● Data for this exercise
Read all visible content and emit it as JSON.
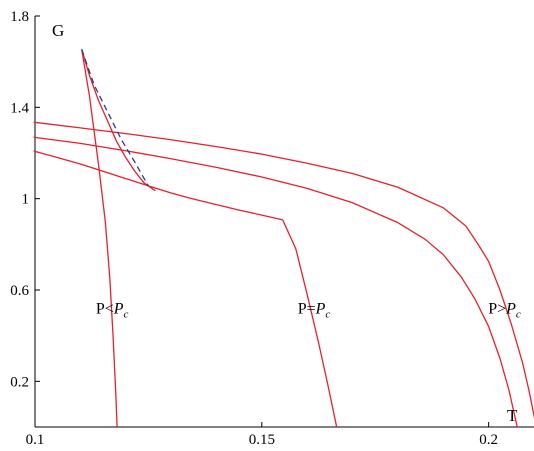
{
  "chart_data": {
    "type": "line",
    "title": "",
    "xlabel": "T",
    "ylabel": "G",
    "xlim": [
      0.1,
      0.21
    ],
    "ylim": [
      0.0,
      1.8
    ],
    "x_ticks": [
      0.1,
      0.15,
      0.2
    ],
    "x_tick_labels": [
      "0.1",
      "0.15",
      "0.2"
    ],
    "y_ticks": [
      0.2,
      0.6,
      1.0,
      1.4,
      1.8
    ],
    "y_tick_labels": [
      "0.2",
      "0.6",
      "1",
      "1.4",
      "1.8"
    ],
    "grid": false,
    "colors": {
      "red": "#e8202a",
      "blue": "#2a3a8c",
      "axis": "#000000"
    },
    "series": [
      {
        "color": "#e8202a",
        "style": "solid",
        "points": [
          [
            0.0997,
            1.209
          ],
          [
            0.105,
            1.18
          ],
          [
            0.11,
            1.152
          ],
          [
            0.115,
            1.12
          ],
          [
            0.12,
            1.088
          ],
          [
            0.125,
            1.056
          ],
          [
            0.13,
            1.025
          ],
          [
            0.135,
            0.998
          ],
          [
            0.14,
            0.974
          ],
          [
            0.145,
            0.95
          ],
          [
            0.15,
            0.928
          ],
          [
            0.1546,
            0.907
          ],
          [
            0.1575,
            0.78
          ],
          [
            0.16,
            0.58
          ],
          [
            0.1625,
            0.37
          ],
          [
            0.1645,
            0.19
          ],
          [
            0.1665,
            0.0
          ]
        ]
      },
      {
        "color": "#e8202a",
        "style": "solid",
        "points": [
          [
            0.0997,
            1.269
          ],
          [
            0.11,
            1.242
          ],
          [
            0.12,
            1.21
          ],
          [
            0.13,
            1.175
          ],
          [
            0.14,
            1.137
          ],
          [
            0.15,
            1.095
          ],
          [
            0.16,
            1.045
          ],
          [
            0.17,
            0.982
          ],
          [
            0.18,
            0.895
          ],
          [
            0.186,
            0.822
          ],
          [
            0.19,
            0.755
          ],
          [
            0.194,
            0.656
          ],
          [
            0.197,
            0.56
          ],
          [
            0.2,
            0.44
          ],
          [
            0.2025,
            0.3
          ],
          [
            0.2045,
            0.16
          ],
          [
            0.2063,
            0.0
          ]
        ]
      },
      {
        "color": "#e8202a",
        "style": "solid",
        "points": [
          [
            0.0997,
            1.335
          ],
          [
            0.11,
            1.31
          ],
          [
            0.12,
            1.285
          ],
          [
            0.13,
            1.258
          ],
          [
            0.14,
            1.228
          ],
          [
            0.15,
            1.195
          ],
          [
            0.16,
            1.155
          ],
          [
            0.17,
            1.11
          ],
          [
            0.18,
            1.05
          ],
          [
            0.19,
            0.96
          ],
          [
            0.195,
            0.88
          ],
          [
            0.198,
            0.79
          ],
          [
            0.2,
            0.725
          ],
          [
            0.2025,
            0.6
          ],
          [
            0.205,
            0.45
          ],
          [
            0.2075,
            0.28
          ],
          [
            0.209,
            0.15
          ],
          [
            0.2105,
            0.0
          ]
        ]
      },
      {
        "color": "#e8202a",
        "style": "solid",
        "points": [
          [
            0.1103,
            1.654
          ],
          [
            0.112,
            1.45
          ],
          [
            0.114,
            1.15
          ],
          [
            0.1155,
            0.9
          ],
          [
            0.1165,
            0.65
          ],
          [
            0.1172,
            0.4
          ],
          [
            0.1178,
            0.15
          ],
          [
            0.1181,
            0.0
          ]
        ]
      },
      {
        "color": "#e8202a",
        "style": "solid",
        "points": [
          [
            0.1103,
            1.654
          ],
          [
            0.112,
            1.54
          ],
          [
            0.114,
            1.43
          ],
          [
            0.116,
            1.34
          ],
          [
            0.118,
            1.25
          ],
          [
            0.12,
            1.18
          ],
          [
            0.122,
            1.12
          ],
          [
            0.124,
            1.07
          ],
          [
            0.1265,
            1.035
          ]
        ]
      },
      {
        "color": "#2a3a8c",
        "style": "dashed",
        "points": [
          [
            0.1103,
            1.654
          ],
          [
            0.113,
            1.5
          ],
          [
            0.116,
            1.38
          ],
          [
            0.119,
            1.26
          ],
          [
            0.122,
            1.16
          ],
          [
            0.125,
            1.055
          ]
        ]
      }
    ],
    "annotations": [
      {
        "text_main": "P",
        "op": "<",
        "text_sym": "P",
        "text_sub": "c",
        "x": 0.117,
        "y": 0.52
      },
      {
        "text_main": "P",
        "op": "=",
        "text_sym": "P",
        "text_sub": "c",
        "x": 0.1615,
        "y": 0.52
      },
      {
        "text_main": "P",
        "op": ">",
        "text_sym": "P",
        "text_sub": "c",
        "x": 0.2035,
        "y": 0.52
      }
    ]
  }
}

● Written exercise
Transcribe all of the records above character for character. Exclude the pictures.

● Result of the task
Read all visible content and emit it as JSON.
{
  "chart_data": {
    "type": "line",
    "title": "",
    "xlabel": "T",
    "ylabel": "G",
    "xlim": [
      0.1,
      0.21
    ],
    "ylim": [
      0.0,
      1.8
    ],
    "x_ticks": [
      0.1,
      0.15,
      0.2
    ],
    "x_tick_labels": [
      "0.1",
      "0.15",
      "0.2"
    ],
    "y_ticks": [
      0.2,
      0.6,
      1.0,
      1.4,
      1.8
    ],
    "y_tick_labels": [
      "0.2",
      "0.6",
      "1",
      "1.4",
      "1.8"
    ],
    "grid": false,
    "colors": {
      "red": "#e8202a",
      "blue": "#2a3a8c",
      "axis": "#000000"
    },
    "series": [
      {
        "color": "#e8202a",
        "style": "solid",
        "points": [
          [
            0.0997,
            1.209
          ],
          [
            0.105,
            1.18
          ],
          [
            0.11,
            1.152
          ],
          [
            0.115,
            1.12
          ],
          [
            0.12,
            1.088
          ],
          [
            0.125,
            1.056
          ],
          [
            0.13,
            1.025
          ],
          [
            0.135,
            0.998
          ],
          [
            0.14,
            0.974
          ],
          [
            0.145,
            0.95
          ],
          [
            0.15,
            0.928
          ],
          [
            0.1546,
            0.907
          ],
          [
            0.1575,
            0.78
          ],
          [
            0.16,
            0.58
          ],
          [
            0.1625,
            0.37
          ],
          [
            0.1645,
            0.19
          ],
          [
            0.1665,
            0.0
          ]
        ]
      },
      {
        "color": "#e8202a",
        "style": "solid",
        "points": [
          [
            0.0997,
            1.269
          ],
          [
            0.11,
            1.242
          ],
          [
            0.12,
            1.21
          ],
          [
            0.13,
            1.175
          ],
          [
            0.14,
            1.137
          ],
          [
            0.15,
            1.095
          ],
          [
            0.16,
            1.045
          ],
          [
            0.17,
            0.982
          ],
          [
            0.18,
            0.895
          ],
          [
            0.186,
            0.822
          ],
          [
            0.19,
            0.755
          ],
          [
            0.194,
            0.656
          ],
          [
            0.197,
            0.56
          ],
          [
            0.2,
            0.44
          ],
          [
            0.2025,
            0.3
          ],
          [
            0.2045,
            0.16
          ],
          [
            0.2063,
            0.0
          ]
        ]
      },
      {
        "color": "#e8202a",
        "style": "solid",
        "points": [
          [
            0.0997,
            1.335
          ],
          [
            0.11,
            1.31
          ],
          [
            0.12,
            1.285
          ],
          [
            0.13,
            1.258
          ],
          [
            0.14,
            1.228
          ],
          [
            0.15,
            1.195
          ],
          [
            0.16,
            1.155
          ],
          [
            0.17,
            1.11
          ],
          [
            0.18,
            1.05
          ],
          [
            0.19,
            0.96
          ],
          [
            0.195,
            0.88
          ],
          [
            0.198,
            0.79
          ],
          [
            0.2,
            0.725
          ],
          [
            0.2025,
            0.6
          ],
          [
            0.205,
            0.45
          ],
          [
            0.2075,
            0.28
          ],
          [
            0.209,
            0.15
          ],
          [
            0.2105,
            0.0
          ]
        ]
      },
      {
        "color": "#e8202a",
        "style": "solid",
        "points": [
          [
            0.1103,
            1.654
          ],
          [
            0.112,
            1.45
          ],
          [
            0.114,
            1.15
          ],
          [
            0.1155,
            0.9
          ],
          [
            0.1165,
            0.65
          ],
          [
            0.1172,
            0.4
          ],
          [
            0.1178,
            0.15
          ],
          [
            0.1181,
            0.0
          ]
        ]
      },
      {
        "color": "#e8202a",
        "style": "solid",
        "points": [
          [
            0.1103,
            1.654
          ],
          [
            0.112,
            1.54
          ],
          [
            0.114,
            1.43
          ],
          [
            0.116,
            1.34
          ],
          [
            0.118,
            1.25
          ],
          [
            0.12,
            1.18
          ],
          [
            0.122,
            1.12
          ],
          [
            0.124,
            1.07
          ],
          [
            0.1265,
            1.035
          ]
        ]
      },
      {
        "color": "#2a3a8c",
        "style": "dashed",
        "points": [
          [
            0.1103,
            1.654
          ],
          [
            0.113,
            1.5
          ],
          [
            0.116,
            1.38
          ],
          [
            0.119,
            1.26
          ],
          [
            0.122,
            1.16
          ],
          [
            0.125,
            1.055
          ]
        ]
      }
    ],
    "annotations": [
      {
        "text_main": "P",
        "op": "<",
        "text_sym": "P",
        "text_sub": "c",
        "x": 0.117,
        "y": 0.52
      },
      {
        "text_main": "P",
        "op": "=",
        "text_sym": "P",
        "text_sub": "c",
        "x": 0.1615,
        "y": 0.52
      },
      {
        "text_main": "P",
        "op": ">",
        "text_sym": "P",
        "text_sub": "c",
        "x": 0.2035,
        "y": 0.52
      }
    ]
  }
}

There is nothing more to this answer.